>> Begin Material for this task

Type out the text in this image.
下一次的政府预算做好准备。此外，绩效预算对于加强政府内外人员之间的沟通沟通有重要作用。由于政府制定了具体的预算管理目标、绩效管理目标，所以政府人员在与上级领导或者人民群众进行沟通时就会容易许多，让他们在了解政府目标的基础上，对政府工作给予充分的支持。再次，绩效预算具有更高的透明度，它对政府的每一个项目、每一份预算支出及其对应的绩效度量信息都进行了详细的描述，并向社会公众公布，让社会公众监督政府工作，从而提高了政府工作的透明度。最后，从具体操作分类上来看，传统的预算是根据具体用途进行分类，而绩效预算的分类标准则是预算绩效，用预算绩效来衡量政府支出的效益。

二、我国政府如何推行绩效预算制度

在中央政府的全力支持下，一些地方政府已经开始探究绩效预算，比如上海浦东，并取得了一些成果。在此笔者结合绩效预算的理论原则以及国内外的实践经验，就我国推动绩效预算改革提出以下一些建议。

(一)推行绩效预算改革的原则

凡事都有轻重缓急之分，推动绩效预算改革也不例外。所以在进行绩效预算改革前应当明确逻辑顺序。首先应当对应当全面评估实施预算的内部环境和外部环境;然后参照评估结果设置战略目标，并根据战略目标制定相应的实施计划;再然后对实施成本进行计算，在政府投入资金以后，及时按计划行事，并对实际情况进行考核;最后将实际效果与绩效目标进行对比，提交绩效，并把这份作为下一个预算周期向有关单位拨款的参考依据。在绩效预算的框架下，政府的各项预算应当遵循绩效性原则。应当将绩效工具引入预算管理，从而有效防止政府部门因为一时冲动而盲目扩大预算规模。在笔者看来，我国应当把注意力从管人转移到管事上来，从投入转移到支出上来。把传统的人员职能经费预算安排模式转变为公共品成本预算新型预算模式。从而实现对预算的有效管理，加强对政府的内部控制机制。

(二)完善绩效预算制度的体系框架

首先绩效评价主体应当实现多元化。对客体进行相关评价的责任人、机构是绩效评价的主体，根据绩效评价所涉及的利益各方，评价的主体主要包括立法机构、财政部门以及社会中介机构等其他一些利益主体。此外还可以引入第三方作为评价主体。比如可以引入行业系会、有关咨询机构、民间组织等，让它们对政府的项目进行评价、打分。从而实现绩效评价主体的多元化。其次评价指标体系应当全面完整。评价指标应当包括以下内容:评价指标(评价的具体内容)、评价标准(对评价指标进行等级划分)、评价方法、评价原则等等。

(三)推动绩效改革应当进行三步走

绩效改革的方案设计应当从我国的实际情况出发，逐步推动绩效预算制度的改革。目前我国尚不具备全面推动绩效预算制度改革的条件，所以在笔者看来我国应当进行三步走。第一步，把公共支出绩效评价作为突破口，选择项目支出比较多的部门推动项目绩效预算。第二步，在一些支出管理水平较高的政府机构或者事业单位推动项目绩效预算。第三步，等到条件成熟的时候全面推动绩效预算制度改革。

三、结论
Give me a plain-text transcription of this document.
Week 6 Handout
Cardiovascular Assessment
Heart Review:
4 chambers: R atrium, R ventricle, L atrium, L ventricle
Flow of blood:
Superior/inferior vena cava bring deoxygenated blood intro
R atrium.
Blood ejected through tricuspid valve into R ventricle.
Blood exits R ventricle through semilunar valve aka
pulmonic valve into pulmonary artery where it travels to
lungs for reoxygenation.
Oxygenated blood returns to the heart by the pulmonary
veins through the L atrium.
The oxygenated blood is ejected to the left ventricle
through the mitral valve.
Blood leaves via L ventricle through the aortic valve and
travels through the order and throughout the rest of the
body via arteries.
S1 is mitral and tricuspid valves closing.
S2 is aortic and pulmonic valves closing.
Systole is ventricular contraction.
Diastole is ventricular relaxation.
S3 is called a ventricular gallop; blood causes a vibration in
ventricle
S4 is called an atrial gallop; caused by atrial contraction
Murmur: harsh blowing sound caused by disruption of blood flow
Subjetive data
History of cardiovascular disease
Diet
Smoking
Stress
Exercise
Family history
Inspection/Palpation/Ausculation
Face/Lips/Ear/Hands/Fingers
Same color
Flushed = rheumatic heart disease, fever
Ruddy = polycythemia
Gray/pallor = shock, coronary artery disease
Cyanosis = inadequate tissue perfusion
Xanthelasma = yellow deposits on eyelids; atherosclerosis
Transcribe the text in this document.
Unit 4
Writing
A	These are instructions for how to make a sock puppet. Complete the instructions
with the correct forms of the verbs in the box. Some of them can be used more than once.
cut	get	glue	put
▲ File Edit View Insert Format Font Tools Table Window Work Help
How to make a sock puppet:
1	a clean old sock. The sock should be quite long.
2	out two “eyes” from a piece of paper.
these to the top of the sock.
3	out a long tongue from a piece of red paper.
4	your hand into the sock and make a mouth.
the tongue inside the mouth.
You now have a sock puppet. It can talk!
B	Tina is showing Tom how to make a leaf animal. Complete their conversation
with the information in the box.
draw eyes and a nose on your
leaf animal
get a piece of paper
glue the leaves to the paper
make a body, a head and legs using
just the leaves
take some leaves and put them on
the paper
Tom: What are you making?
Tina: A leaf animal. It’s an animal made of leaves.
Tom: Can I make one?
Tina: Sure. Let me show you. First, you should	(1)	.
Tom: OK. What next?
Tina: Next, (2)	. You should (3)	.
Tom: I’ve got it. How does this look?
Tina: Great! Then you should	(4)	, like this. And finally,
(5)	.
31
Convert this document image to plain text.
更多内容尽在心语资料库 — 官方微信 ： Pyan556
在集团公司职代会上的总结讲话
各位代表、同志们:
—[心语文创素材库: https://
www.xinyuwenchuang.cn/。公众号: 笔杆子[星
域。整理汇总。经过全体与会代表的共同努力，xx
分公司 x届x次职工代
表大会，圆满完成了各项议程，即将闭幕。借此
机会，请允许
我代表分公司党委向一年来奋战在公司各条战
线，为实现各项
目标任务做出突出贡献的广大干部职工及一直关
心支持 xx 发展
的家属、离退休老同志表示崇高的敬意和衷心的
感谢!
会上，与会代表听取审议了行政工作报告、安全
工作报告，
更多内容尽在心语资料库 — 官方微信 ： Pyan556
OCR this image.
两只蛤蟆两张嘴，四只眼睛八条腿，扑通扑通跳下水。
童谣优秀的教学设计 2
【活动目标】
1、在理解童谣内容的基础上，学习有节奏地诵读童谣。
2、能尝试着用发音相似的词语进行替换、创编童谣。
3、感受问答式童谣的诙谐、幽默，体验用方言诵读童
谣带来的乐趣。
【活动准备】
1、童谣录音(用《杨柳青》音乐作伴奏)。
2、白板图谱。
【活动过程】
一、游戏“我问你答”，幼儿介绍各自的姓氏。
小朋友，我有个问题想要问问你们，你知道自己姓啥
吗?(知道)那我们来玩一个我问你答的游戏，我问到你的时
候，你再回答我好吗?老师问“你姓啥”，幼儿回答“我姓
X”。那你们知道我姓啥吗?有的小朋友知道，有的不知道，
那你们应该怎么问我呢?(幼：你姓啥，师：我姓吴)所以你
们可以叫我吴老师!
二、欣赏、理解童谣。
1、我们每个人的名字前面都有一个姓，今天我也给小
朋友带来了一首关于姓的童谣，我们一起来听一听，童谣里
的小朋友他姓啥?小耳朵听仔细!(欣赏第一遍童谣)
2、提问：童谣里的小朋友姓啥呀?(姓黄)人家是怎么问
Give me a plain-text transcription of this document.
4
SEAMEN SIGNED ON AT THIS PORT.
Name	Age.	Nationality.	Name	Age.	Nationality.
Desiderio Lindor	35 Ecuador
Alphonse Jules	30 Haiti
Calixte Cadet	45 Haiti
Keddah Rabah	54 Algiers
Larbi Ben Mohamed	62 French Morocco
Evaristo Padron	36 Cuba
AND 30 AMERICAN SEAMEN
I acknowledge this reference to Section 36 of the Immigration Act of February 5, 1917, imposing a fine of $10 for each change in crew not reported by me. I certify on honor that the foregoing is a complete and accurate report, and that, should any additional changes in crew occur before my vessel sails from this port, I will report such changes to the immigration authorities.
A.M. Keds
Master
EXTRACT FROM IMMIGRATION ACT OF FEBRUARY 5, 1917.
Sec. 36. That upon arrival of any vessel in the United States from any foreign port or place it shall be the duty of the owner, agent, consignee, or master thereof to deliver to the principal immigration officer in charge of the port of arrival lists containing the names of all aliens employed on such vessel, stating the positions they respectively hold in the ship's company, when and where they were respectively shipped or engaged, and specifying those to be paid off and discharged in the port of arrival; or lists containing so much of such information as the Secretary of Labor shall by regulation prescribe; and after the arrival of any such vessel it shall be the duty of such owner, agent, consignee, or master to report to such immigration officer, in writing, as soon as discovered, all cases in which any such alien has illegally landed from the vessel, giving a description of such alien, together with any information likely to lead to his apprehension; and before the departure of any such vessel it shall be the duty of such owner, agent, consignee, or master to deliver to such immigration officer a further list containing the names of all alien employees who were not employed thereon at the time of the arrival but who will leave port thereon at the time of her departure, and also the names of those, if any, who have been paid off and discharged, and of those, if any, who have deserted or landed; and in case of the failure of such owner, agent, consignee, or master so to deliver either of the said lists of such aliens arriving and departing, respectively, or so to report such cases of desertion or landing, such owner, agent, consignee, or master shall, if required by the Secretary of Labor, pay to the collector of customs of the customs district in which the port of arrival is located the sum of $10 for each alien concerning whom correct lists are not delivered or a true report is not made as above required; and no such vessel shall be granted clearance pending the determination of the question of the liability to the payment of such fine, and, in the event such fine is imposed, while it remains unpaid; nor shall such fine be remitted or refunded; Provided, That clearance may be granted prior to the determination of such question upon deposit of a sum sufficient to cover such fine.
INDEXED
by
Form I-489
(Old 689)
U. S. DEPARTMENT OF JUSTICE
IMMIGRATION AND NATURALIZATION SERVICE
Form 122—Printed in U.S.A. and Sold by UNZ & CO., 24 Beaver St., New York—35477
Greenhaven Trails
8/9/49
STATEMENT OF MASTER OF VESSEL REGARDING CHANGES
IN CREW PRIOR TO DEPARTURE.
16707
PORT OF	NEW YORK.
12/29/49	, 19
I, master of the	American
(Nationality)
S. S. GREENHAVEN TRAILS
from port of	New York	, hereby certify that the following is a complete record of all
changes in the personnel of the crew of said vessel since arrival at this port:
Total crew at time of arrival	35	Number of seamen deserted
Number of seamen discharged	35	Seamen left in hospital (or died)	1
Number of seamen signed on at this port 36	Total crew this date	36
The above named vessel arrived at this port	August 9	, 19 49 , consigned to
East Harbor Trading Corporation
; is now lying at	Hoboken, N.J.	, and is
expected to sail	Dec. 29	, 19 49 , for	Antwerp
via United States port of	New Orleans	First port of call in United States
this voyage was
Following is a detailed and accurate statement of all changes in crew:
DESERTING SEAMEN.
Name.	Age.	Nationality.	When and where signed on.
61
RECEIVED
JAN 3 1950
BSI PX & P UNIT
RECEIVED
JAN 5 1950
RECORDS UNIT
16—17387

>> End Material for this task

Given instruction | In the entries above, identify every line with the string "ventricle".

Task answer |
4 chambers: R atrium, R ventricle, L atrium, L ventricle
Blood ejected through tricuspid valve into R ventricle.
Blood exits R ventricle through semilunar valve aka
The oxygenated blood is ejected to the left ventricle
Blood leaves via L ventricle through the aortic valve and
ventricle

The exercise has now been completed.